AIM
Among the records below, find each line that includes the string "Gerenciador" and copy it.

┌────────

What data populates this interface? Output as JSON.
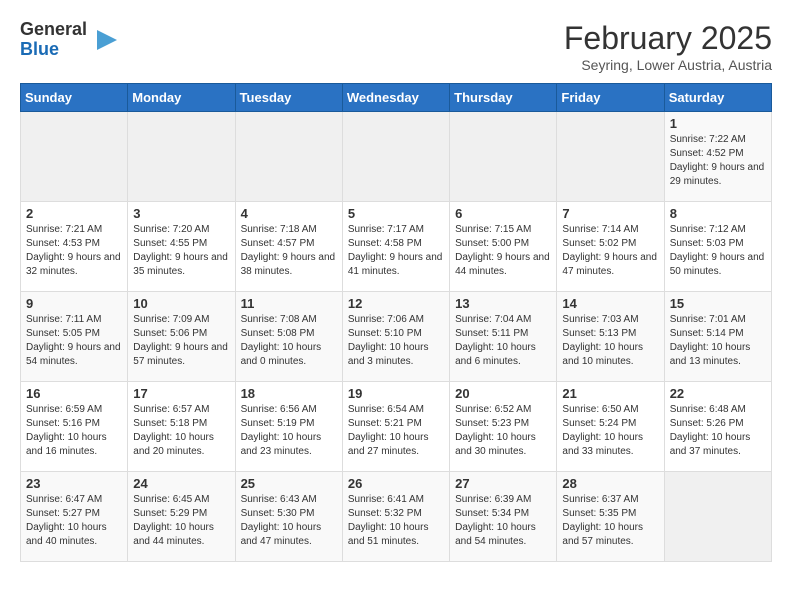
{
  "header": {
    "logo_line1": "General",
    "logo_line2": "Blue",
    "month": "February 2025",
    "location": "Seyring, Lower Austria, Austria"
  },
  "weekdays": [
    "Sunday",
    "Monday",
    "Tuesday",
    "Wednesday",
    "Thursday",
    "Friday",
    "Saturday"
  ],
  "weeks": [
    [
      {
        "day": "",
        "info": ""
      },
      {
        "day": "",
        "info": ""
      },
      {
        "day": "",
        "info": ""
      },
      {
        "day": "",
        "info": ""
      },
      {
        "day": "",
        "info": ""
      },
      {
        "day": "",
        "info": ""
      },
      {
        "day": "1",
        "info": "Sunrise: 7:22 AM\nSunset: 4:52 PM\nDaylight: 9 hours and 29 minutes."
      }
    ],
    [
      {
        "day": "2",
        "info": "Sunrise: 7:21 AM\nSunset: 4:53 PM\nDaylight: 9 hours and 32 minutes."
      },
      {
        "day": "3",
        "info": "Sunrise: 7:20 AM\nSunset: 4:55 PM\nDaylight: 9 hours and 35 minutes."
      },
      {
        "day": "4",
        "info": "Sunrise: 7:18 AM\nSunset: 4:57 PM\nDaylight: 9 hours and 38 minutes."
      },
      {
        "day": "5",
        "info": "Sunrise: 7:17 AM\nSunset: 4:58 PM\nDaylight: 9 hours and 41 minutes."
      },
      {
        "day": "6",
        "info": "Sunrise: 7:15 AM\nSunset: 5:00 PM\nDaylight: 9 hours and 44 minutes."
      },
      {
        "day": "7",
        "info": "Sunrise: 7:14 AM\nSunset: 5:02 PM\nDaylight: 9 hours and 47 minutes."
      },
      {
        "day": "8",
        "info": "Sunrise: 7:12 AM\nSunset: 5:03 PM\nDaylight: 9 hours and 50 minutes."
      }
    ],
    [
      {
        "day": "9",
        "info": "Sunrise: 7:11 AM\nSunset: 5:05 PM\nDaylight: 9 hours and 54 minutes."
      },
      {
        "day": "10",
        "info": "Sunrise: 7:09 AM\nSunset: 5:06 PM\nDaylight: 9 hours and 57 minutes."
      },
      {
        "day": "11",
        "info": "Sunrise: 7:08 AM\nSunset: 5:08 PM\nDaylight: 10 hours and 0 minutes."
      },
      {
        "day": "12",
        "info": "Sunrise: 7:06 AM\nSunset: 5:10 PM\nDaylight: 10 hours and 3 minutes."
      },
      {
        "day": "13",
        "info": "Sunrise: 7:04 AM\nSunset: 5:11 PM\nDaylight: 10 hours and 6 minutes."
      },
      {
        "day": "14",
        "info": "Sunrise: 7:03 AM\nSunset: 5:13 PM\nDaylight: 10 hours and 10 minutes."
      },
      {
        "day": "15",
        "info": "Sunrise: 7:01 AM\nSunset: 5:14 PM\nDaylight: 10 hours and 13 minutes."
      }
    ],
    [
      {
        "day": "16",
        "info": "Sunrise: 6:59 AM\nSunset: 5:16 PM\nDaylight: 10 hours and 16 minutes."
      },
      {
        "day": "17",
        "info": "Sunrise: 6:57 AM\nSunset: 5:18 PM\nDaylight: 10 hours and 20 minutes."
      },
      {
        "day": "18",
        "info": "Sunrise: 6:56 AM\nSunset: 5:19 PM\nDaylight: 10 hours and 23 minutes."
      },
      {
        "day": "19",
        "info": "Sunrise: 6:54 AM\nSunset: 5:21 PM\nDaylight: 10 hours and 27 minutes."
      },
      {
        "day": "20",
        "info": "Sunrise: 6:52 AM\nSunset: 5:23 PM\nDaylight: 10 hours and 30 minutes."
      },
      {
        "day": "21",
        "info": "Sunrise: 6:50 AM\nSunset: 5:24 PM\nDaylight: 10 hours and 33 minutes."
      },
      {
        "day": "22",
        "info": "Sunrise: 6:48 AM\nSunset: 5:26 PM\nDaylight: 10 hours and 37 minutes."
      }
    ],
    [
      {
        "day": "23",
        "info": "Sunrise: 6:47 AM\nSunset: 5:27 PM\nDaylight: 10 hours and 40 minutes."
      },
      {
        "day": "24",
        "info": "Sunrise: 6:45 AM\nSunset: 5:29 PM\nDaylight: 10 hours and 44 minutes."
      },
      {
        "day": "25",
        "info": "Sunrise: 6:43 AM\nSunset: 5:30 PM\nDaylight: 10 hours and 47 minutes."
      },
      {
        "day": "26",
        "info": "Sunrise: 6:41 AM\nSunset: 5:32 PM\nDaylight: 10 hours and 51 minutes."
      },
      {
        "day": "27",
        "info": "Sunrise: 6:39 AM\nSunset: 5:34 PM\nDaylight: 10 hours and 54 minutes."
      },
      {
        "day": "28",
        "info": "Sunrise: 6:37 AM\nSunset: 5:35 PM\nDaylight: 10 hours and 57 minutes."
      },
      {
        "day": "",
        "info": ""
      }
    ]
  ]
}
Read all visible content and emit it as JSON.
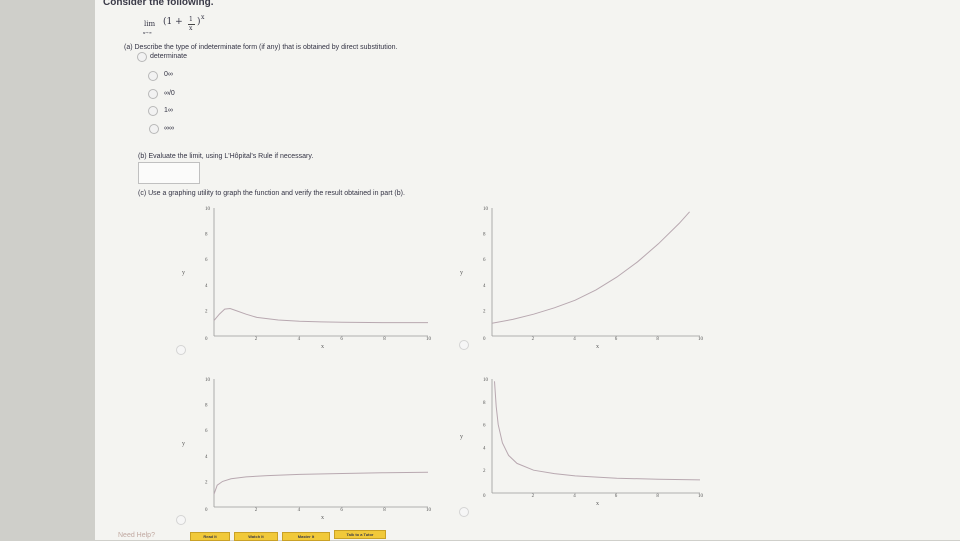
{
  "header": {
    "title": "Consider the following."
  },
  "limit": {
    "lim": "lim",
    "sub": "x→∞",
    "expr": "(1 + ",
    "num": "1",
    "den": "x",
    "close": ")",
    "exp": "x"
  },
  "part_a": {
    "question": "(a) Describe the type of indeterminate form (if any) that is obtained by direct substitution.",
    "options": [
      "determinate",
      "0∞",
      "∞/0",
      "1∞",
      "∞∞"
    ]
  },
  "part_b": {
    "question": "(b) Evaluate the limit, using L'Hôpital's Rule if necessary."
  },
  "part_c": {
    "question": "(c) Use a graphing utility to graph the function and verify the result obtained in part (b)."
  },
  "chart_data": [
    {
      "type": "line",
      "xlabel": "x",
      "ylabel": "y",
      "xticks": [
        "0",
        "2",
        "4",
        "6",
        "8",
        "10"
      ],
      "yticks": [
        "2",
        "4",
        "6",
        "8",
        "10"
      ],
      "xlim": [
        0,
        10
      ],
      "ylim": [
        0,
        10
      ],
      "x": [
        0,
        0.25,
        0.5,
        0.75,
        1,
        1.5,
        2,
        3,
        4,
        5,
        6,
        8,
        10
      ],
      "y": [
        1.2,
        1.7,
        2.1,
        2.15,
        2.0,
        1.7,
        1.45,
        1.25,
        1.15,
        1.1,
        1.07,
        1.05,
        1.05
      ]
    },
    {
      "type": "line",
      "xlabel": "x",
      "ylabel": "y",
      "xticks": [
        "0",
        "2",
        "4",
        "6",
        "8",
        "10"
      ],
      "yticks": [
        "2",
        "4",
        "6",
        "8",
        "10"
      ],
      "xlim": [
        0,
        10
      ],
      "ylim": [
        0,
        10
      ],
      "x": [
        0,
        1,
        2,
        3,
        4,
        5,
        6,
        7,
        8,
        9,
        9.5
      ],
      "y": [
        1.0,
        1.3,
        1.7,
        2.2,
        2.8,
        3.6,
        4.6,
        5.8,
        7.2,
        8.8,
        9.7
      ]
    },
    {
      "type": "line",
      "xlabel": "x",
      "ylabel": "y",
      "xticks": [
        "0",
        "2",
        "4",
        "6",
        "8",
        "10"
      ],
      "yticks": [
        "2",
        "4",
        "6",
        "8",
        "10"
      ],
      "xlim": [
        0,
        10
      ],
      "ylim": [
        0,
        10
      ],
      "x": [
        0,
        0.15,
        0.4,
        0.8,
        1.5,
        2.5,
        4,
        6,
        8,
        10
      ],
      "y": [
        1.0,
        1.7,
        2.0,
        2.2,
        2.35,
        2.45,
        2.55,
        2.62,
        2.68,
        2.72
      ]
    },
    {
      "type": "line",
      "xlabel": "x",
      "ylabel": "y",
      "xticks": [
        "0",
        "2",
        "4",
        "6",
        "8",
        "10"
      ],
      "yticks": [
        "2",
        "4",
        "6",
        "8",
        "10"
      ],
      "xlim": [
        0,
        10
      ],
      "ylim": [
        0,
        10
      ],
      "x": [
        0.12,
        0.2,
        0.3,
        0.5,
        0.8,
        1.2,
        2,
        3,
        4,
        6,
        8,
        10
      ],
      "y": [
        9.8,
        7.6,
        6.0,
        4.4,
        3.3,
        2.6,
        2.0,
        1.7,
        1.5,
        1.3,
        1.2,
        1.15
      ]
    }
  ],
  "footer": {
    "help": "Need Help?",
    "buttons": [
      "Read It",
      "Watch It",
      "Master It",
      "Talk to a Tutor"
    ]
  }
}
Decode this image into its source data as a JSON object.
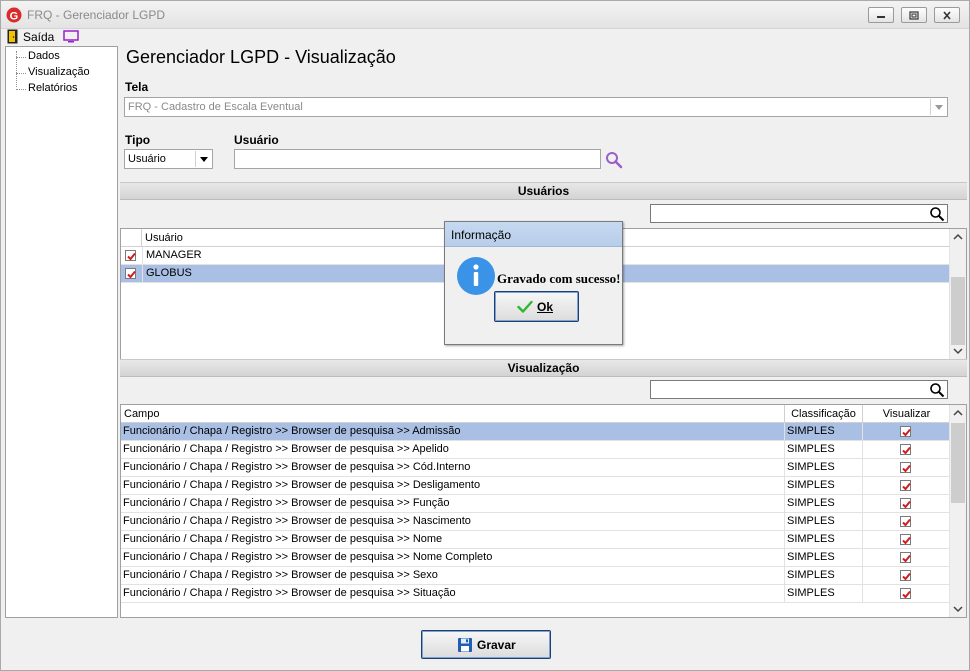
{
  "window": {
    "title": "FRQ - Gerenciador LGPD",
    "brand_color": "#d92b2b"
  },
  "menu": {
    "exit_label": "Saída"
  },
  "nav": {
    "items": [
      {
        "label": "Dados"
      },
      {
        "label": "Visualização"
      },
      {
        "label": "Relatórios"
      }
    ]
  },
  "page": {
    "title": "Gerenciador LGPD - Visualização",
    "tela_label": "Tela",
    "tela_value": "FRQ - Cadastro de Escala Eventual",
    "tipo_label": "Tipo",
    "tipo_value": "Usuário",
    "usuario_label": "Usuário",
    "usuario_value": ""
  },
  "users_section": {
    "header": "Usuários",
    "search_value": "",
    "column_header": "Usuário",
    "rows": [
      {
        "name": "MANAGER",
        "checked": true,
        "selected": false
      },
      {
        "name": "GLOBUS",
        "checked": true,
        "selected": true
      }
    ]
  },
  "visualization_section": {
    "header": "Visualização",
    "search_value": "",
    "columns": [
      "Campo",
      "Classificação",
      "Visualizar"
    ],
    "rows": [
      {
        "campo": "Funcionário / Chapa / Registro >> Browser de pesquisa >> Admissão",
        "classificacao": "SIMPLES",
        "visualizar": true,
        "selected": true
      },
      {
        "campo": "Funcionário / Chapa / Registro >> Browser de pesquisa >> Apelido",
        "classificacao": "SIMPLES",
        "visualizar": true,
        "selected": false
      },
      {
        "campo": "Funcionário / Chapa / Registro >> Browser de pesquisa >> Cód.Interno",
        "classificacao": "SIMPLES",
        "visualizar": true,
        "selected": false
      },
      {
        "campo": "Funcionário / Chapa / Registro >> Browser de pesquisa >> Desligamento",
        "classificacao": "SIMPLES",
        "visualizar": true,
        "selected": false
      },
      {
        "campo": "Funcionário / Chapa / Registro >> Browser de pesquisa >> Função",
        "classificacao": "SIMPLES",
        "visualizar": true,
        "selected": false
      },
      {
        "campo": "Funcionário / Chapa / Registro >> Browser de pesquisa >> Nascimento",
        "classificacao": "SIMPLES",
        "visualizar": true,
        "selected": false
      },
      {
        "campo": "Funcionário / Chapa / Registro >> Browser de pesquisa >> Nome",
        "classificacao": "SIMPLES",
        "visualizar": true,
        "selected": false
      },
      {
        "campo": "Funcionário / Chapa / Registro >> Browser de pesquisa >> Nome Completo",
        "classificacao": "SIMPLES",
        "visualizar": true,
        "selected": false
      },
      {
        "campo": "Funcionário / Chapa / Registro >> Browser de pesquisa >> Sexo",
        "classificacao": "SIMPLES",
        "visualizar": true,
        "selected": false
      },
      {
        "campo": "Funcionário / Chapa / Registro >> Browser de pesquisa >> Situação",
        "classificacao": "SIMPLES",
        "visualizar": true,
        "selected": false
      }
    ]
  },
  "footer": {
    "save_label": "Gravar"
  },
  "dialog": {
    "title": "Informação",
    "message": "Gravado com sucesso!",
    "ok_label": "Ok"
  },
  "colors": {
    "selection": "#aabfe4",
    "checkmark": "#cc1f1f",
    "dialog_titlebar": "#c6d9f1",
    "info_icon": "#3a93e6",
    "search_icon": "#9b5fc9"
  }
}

└────────

RESPONSE TO THIS EXERCISE
    "title": "FRQ - Gerenciador LGPD",
    "title": "Gerenciador LGPD - Visualização",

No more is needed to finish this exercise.